#### INPUT ROWS

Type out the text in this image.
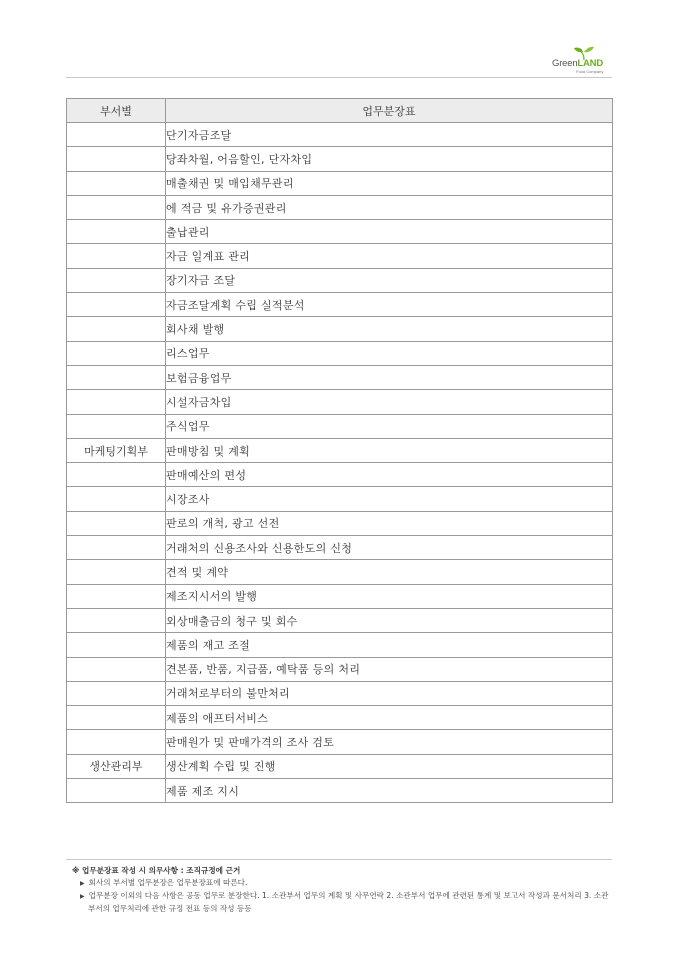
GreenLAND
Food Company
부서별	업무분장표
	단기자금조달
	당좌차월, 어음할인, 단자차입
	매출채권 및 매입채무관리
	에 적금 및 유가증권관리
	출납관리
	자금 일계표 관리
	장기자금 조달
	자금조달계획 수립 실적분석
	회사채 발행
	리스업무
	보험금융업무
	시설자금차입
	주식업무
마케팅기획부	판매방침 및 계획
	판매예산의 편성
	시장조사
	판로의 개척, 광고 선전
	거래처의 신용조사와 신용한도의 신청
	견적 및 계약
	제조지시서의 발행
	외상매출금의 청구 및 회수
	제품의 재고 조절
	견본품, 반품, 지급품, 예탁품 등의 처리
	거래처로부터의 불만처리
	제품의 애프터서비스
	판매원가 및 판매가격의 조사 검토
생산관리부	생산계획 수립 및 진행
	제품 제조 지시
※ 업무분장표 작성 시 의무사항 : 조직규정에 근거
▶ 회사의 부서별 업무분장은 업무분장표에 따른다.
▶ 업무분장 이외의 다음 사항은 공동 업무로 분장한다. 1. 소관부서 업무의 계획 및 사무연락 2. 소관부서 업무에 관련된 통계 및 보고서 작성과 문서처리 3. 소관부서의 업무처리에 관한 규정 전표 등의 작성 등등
--
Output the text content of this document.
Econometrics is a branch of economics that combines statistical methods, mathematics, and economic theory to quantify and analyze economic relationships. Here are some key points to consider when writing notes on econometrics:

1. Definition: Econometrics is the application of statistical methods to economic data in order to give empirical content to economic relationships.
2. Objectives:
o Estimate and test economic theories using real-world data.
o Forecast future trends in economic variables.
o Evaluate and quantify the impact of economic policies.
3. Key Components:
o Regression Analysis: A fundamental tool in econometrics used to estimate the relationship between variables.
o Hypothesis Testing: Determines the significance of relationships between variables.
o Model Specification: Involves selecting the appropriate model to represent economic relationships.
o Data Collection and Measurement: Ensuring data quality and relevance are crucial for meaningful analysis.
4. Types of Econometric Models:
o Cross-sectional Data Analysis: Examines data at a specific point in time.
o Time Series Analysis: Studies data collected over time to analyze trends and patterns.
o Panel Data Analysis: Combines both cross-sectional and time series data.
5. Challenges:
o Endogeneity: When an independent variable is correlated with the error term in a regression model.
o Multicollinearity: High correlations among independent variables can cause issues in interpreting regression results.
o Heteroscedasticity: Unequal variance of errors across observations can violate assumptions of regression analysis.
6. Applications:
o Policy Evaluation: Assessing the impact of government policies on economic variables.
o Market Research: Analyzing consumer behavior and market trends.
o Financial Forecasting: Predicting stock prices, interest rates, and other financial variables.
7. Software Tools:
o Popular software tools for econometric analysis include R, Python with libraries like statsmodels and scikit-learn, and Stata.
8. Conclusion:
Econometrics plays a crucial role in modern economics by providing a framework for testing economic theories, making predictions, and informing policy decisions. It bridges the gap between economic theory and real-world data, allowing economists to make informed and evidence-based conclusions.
==
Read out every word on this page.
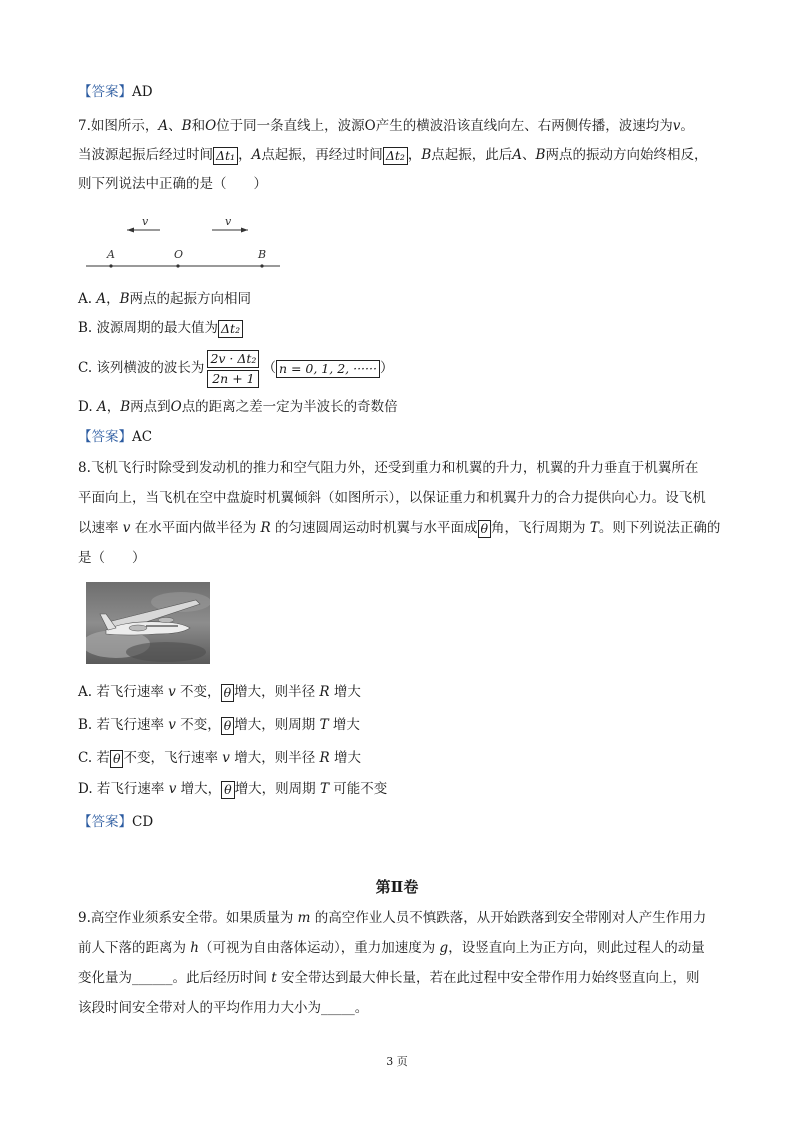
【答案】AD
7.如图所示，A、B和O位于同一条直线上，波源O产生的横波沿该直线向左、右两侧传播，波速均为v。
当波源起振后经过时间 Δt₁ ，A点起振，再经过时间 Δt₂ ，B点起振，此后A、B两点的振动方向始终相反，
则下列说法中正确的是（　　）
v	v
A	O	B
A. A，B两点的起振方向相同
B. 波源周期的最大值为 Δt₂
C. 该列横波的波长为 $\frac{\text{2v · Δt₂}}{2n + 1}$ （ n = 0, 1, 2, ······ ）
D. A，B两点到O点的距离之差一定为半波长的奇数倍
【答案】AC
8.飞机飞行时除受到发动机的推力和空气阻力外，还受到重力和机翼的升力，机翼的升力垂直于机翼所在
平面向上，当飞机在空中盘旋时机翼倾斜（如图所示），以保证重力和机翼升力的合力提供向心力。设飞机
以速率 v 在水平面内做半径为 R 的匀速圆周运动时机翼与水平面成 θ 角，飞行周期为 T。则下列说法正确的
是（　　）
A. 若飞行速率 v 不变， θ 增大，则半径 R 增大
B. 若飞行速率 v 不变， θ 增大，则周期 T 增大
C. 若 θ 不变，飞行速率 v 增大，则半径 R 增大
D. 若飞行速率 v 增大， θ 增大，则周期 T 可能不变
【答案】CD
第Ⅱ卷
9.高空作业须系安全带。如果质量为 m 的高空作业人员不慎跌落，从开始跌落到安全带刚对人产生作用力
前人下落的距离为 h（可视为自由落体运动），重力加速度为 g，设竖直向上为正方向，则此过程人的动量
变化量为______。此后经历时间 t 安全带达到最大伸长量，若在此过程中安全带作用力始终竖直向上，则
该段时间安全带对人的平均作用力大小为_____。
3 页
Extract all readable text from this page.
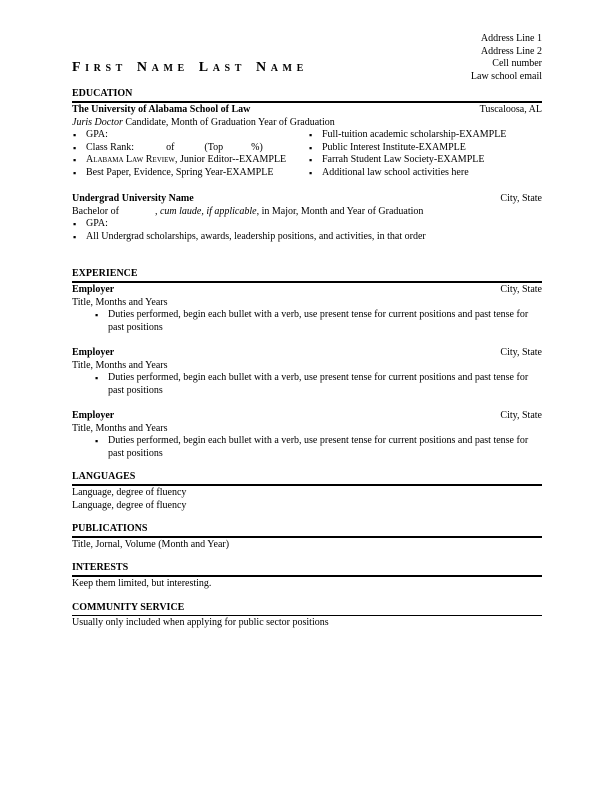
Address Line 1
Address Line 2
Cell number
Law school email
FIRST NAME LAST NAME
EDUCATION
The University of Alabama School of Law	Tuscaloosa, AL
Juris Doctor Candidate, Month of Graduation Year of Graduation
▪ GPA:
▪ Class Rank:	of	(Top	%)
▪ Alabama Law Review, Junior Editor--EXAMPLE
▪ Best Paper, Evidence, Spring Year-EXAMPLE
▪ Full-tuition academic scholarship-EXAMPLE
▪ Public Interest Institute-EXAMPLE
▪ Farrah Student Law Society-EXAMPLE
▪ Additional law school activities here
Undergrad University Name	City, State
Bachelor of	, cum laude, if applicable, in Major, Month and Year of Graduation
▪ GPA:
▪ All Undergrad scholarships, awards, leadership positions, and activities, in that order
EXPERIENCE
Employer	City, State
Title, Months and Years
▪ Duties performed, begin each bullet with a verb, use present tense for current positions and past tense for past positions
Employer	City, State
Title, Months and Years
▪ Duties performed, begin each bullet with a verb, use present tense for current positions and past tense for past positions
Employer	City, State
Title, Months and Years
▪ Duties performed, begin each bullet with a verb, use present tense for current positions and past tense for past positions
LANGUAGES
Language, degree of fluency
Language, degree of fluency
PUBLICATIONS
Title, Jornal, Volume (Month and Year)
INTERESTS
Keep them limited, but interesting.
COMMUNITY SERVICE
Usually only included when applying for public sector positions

#### PROBLEM DESCRIPTION
Your task is to pick out every line with the string "theory" and copy it.

#### RESPONSE
Econometrics is a branch of economics that combines statistical methods, mathematics, and economic theory to quantify and analyze economic relationships. Here are some key points to consider when writing notes on econometrics:
Econometrics plays a crucial role in modern economics by providing a framework for testing economic theories, making predictions, and informing policy decisions. It bridges the gap between economic theory and real-world data, allowing economists to make informed and evidence-based conclusions.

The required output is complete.